* **Problem to work on**
Scan the material below for the string "name", and copy every line where it shows up.

------ Exercise material

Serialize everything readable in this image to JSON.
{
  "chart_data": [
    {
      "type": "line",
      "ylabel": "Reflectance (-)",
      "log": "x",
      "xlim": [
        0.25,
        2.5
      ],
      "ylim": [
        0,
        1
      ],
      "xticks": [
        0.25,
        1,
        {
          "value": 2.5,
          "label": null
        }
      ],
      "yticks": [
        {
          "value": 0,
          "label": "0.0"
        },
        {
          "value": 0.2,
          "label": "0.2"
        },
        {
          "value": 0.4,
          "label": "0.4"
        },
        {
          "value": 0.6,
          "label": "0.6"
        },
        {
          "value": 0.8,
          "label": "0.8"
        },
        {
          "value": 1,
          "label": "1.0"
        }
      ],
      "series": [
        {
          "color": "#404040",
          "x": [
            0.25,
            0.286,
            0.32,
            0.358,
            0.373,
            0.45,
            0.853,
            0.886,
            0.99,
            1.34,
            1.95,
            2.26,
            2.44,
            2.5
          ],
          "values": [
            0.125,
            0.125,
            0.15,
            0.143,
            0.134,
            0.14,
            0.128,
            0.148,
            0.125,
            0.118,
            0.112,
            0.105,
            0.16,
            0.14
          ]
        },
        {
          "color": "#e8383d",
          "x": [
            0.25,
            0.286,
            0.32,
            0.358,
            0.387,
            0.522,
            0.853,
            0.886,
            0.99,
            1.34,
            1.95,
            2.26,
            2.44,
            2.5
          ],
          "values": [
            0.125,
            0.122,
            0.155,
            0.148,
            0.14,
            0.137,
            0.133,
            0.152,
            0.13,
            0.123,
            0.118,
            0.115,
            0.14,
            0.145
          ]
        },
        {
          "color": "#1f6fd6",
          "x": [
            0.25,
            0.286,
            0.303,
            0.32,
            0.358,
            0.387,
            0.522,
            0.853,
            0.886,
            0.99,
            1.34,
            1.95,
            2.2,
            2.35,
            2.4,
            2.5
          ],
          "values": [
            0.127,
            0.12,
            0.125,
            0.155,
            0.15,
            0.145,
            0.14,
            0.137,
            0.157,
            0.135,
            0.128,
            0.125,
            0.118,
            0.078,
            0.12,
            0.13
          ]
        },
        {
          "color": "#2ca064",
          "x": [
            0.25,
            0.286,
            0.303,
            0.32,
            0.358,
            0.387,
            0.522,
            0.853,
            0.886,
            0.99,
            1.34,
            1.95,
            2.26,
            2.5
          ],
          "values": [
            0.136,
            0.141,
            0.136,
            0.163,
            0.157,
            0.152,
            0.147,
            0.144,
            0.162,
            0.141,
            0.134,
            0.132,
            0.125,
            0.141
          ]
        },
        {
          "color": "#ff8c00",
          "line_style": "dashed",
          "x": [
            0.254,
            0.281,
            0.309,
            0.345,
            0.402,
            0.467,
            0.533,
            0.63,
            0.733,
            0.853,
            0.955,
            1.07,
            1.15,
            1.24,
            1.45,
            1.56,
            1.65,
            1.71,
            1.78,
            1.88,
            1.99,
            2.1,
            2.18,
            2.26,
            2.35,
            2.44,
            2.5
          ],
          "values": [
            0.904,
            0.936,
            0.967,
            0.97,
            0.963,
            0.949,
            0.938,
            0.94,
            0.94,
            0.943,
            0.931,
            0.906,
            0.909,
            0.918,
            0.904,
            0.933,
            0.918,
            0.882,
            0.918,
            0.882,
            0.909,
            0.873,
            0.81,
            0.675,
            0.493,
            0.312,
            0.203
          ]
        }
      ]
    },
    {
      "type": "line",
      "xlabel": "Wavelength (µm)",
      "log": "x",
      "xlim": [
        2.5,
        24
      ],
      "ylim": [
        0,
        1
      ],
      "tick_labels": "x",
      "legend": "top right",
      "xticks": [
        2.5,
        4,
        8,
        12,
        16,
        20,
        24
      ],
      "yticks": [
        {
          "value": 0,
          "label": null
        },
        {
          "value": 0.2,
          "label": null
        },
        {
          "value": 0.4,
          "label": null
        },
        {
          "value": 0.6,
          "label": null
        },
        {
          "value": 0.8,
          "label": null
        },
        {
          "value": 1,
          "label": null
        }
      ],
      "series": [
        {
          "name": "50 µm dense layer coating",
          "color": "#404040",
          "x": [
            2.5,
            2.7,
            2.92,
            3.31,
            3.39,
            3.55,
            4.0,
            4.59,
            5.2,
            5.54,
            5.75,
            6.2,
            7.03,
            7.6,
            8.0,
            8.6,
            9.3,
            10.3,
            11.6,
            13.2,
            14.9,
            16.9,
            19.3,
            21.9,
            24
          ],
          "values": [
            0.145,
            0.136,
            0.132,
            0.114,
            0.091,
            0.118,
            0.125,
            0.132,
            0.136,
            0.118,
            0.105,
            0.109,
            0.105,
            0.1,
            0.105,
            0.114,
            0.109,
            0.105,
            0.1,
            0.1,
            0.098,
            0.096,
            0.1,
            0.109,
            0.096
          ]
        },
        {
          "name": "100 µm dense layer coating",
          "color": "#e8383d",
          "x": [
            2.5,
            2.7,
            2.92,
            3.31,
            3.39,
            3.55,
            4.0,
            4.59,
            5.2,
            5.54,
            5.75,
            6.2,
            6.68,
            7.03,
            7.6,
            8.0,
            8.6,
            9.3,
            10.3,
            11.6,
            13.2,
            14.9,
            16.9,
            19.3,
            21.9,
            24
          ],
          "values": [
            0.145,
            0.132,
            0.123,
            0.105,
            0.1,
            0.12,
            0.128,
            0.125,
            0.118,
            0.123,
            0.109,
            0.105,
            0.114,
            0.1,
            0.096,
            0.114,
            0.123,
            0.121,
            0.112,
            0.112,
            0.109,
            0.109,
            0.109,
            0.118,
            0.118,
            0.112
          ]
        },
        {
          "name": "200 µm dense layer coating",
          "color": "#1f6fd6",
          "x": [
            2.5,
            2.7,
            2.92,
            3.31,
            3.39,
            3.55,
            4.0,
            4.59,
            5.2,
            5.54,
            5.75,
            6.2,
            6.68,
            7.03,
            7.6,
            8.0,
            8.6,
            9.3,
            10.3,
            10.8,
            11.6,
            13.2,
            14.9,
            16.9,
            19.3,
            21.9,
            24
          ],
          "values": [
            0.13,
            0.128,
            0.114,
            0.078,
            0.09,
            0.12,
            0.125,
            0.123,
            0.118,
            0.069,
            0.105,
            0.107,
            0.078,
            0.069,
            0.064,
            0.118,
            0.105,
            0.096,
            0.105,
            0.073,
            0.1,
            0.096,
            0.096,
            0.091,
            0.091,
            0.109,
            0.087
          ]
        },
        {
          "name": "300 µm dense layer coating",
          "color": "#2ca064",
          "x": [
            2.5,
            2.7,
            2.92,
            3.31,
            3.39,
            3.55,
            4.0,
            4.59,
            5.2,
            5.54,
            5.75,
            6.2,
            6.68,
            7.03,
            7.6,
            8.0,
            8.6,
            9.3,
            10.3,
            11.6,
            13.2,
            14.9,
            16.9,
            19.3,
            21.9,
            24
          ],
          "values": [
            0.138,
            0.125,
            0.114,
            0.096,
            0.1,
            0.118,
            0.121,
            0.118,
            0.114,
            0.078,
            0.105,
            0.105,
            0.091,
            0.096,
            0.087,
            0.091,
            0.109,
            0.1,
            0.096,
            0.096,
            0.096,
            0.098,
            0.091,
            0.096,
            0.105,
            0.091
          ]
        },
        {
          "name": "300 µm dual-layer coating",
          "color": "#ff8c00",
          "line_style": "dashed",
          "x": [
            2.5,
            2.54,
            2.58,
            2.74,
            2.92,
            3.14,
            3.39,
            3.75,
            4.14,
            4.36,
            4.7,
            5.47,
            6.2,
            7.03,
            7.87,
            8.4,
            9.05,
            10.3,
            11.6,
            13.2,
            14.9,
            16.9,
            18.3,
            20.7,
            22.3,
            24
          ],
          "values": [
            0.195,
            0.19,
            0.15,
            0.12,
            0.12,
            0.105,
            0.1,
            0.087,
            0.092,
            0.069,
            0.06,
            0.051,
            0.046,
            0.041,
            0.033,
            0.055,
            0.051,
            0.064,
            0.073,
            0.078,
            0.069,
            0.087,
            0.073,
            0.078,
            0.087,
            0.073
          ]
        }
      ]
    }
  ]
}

------------

* **Task answer**
          "name": "50 µm dense layer coating",
          "name": "100 µm dense layer coating",
          "name": "200 µm dense layer coating",
          "name": "300 µm dense layer coating",
          "name": "300 µm dual-layer coating",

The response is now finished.